● **WHAT IS BEING ASKED**
Reproduce all of the data that follows, character for character.

● **GIVEN ENTRIES**
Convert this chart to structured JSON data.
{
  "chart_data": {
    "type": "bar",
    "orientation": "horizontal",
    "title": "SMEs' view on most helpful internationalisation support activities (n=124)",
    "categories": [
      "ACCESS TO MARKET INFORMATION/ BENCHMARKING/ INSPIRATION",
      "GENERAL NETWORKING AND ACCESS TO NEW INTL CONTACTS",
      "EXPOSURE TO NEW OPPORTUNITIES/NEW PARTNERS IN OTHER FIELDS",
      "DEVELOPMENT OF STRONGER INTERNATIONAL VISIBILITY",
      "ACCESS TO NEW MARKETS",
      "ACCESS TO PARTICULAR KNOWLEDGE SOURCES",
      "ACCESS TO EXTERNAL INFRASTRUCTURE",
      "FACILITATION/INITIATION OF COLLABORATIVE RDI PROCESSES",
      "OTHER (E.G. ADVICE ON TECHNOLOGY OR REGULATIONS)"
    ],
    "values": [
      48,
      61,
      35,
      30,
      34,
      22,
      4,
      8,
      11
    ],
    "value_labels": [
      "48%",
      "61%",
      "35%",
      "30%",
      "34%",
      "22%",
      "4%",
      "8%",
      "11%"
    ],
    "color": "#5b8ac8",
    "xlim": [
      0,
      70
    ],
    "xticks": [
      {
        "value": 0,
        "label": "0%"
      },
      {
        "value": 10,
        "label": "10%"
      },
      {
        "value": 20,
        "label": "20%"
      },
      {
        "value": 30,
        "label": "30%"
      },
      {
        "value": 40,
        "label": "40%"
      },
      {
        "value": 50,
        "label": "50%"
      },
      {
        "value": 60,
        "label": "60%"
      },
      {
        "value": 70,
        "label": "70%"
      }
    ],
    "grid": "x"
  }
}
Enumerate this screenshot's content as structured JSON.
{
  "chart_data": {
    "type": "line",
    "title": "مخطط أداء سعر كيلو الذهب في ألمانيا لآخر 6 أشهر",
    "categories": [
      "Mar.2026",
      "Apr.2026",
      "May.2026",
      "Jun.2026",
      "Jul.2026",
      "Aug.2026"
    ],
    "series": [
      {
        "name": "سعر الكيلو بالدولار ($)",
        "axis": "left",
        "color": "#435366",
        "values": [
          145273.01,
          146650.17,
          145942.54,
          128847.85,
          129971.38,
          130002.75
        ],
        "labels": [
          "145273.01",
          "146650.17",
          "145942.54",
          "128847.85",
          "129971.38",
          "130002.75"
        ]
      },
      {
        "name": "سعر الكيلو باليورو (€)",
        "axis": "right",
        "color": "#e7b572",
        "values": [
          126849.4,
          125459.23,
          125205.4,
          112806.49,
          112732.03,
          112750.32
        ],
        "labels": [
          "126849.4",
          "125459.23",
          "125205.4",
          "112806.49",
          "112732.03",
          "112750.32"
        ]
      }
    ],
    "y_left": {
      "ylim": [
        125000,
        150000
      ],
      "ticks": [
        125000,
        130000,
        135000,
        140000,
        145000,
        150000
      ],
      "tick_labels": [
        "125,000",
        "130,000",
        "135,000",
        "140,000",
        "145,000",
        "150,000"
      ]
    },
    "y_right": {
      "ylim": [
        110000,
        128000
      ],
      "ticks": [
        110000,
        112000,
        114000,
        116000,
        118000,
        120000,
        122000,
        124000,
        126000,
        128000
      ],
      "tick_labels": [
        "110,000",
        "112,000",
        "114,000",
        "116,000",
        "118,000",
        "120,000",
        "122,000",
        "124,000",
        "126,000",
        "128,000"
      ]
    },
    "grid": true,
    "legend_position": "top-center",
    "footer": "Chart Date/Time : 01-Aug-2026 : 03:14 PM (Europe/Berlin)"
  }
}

● **COMPLETED EXERCISE**
Convert this chart to structured JSON data.
{
  "chart_data": {
    "type": "bar",
    "orientation": "horizontal",
    "title": "SMEs' view on most helpful internationalisation support activities (n=124)",
    "categories": [
      "ACCESS TO MARKET INFORMATION/ BENCHMARKING/ INSPIRATION",
      "GENERAL NETWORKING AND ACCESS TO NEW INTL CONTACTS",
      "EXPOSURE TO NEW OPPORTUNITIES/NEW PARTNERS IN OTHER FIELDS",
      "DEVELOPMENT OF STRONGER INTERNATIONAL VISIBILITY",
      "ACCESS TO NEW MARKETS",
      "ACCESS TO PARTICULAR KNOWLEDGE SOURCES",
      "ACCESS TO EXTERNAL INFRASTRUCTURE",
      "FACILITATION/INITIATION OF COLLABORATIVE RDI PROCESSES",
      "OTHER (E.G. ADVICE ON TECHNOLOGY OR REGULATIONS)"
    ],
    "values": [
      48,
      61,
      35,
      30,
      34,
      22,
      4,
      8,
      11
    ],
    "value_labels": [
      "48%",
      "61%",
      "35%",
      "30%",
      "34%",
      "22%",
      "4%",
      "8%",
      "11%"
    ],
    "color": "#5b8ac8",
    "xlim": [
      0,
      70
    ],
    "xticks": [
      {
        "value": 0,
        "label": "0%"
      },
      {
        "value": 10,
        "label": "10%"
      },
      {
        "value": 20,
        "label": "20%"
      },
      {
        "value": 30,
        "label": "30%"
      },
      {
        "value": 40,
        "label": "40%"
      },
      {
        "value": 50,
        "label": "50%"
      },
      {
        "value": 60,
        "label": "60%"
      },
      {
        "value": 70,
        "label": "70%"
      }
    ],
    "grid": "x"
  }
}
Enumerate this screenshot's content as structured JSON.
{
  "chart_data": {
    "type": "line",
    "title": "مخطط أداء سعر كيلو الذهب في ألمانيا لآخر 6 أشهر",
    "categories": [
      "Mar.2026",
      "Apr.2026",
      "May.2026",
      "Jun.2026",
      "Jul.2026",
      "Aug.2026"
    ],
    "series": [
      {
        "name": "سعر الكيلو بالدولار ($)",
        "axis": "left",
        "color": "#435366",
        "values": [
          145273.01,
          146650.17,
          145942.54,
          128847.85,
          129971.38,
          130002.75
        ],
        "labels": [
          "145273.01",
          "146650.17",
          "145942.54",
          "128847.85",
          "129971.38",
          "130002.75"
        ]
      },
      {
        "name": "سعر الكيلو باليورو (€)",
        "axis": "right",
        "color": "#e7b572",
        "values": [
          126849.4,
          125459.23,
          125205.4,
          112806.49,
          112732.03,
          112750.32
        ],
        "labels": [
          "126849.4",
          "125459.23",
          "125205.4",
          "112806.49",
          "112732.03",
          "112750.32"
        ]
      }
    ],
    "y_left": {
      "ylim": [
        125000,
        150000
      ],
      "ticks": [
        125000,
        130000,
        135000,
        140000,
        145000,
        150000
      ],
      "tick_labels": [
        "125,000",
        "130,000",
        "135,000",
        "140,000",
        "145,000",
        "150,000"
      ]
    },
    "y_right": {
      "ylim": [
        110000,
        128000
      ],
      "ticks": [
        110000,
        112000,
        114000,
        116000,
        118000,
        120000,
        122000,
        124000,
        126000,
        128000
      ],
      "tick_labels": [
        "110,000",
        "112,000",
        "114,000",
        "116,000",
        "118,000",
        "120,000",
        "122,000",
        "124,000",
        "126,000",
        "128,000"
      ]
    },
    "grid": true,
    "legend_position": "top-center",
    "footer": "Chart Date/Time : 01-Aug-2026 : 03:14 PM (Europe/Berlin)"
  }
}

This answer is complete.